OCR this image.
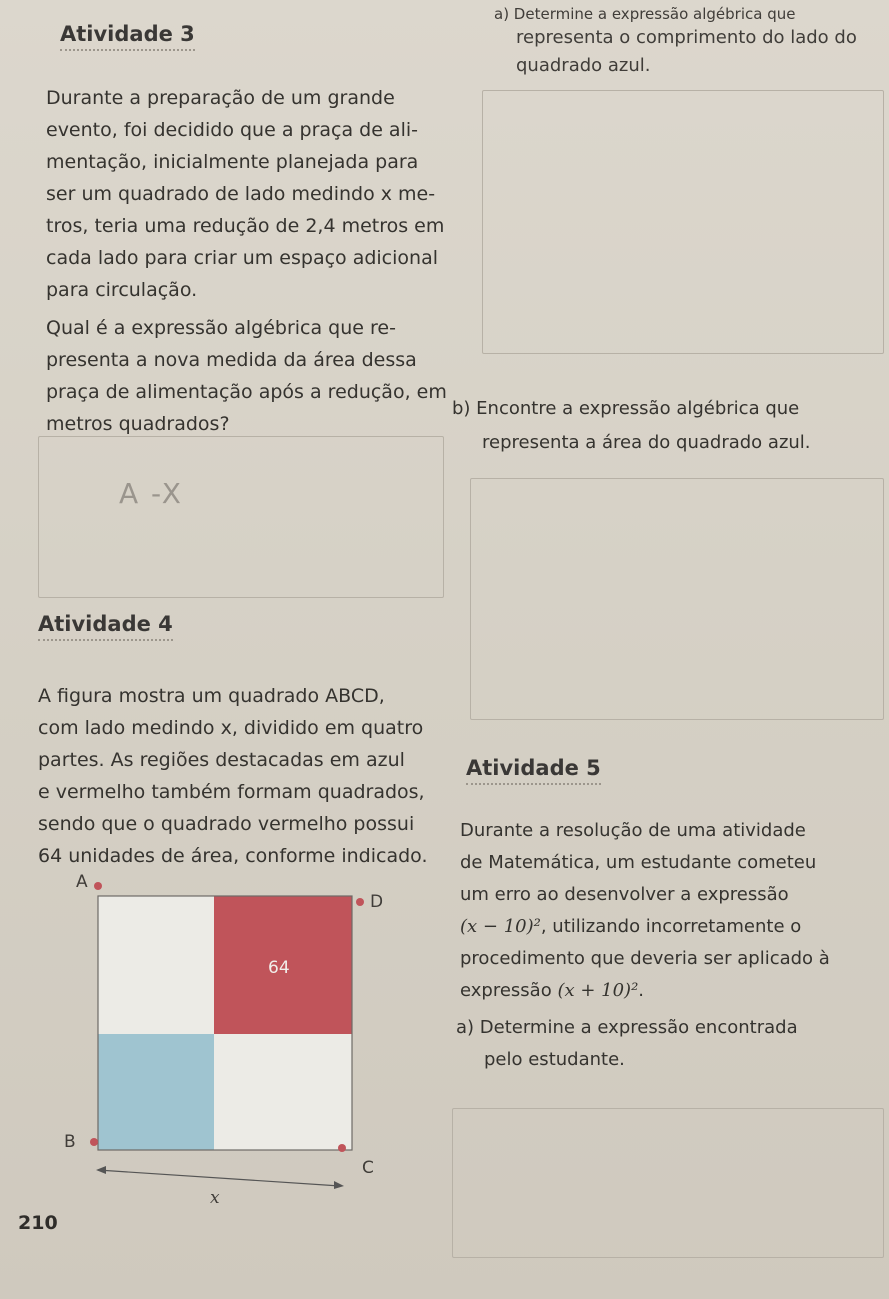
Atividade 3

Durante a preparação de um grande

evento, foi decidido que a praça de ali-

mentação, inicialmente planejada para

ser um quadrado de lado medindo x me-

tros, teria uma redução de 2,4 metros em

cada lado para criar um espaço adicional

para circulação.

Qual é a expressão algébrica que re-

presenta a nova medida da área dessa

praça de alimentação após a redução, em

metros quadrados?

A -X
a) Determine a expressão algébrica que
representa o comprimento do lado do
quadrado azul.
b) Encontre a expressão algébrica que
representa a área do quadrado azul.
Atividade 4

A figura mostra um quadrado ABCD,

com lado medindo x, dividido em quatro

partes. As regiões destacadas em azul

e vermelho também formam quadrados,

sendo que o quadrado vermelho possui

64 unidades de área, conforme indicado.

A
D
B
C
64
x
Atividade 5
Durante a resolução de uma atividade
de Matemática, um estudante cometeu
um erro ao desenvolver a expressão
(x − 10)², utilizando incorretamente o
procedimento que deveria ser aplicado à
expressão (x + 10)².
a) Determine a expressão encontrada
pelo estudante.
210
━━━━━━━━
• [Prompt]:
Skip the pictures, then retype every line above exactly.

• [The output]:
OCR this image.
Atividade 3

Durante a preparação de um grande

evento, foi decidido que a praça de ali-

mentação, inicialmente planejada para

ser um quadrado de lado medindo x me-

tros, teria uma redução de 2,4 metros em

cada lado para criar um espaço adicional

para circulação.

Qual é a expressão algébrica que re-

presenta a nova medida da área dessa

praça de alimentação após a redução, em

metros quadrados?

A -X
a) Determine a expressão algébrica que
representa o comprimento do lado do
quadrado azul.
b) Encontre a expressão algébrica que
representa a área do quadrado azul.
Atividade 4

A figura mostra um quadrado ABCD,

com lado medindo x, dividido em quatro

partes. As regiões destacadas em azul

e vermelho também formam quadrados,

sendo que o quadrado vermelho possui

64 unidades de área, conforme indicado.

A
D
B
C
64
x
Atividade 5
Durante a resolução de uma atividade
de Matemática, um estudante cometeu
um erro ao desenvolver a expressão
(x − 10)², utilizando incorretamente o
procedimento que deveria ser aplicado à
expressão (x + 10)².
a) Determine a expressão encontrada
pelo estudante.
210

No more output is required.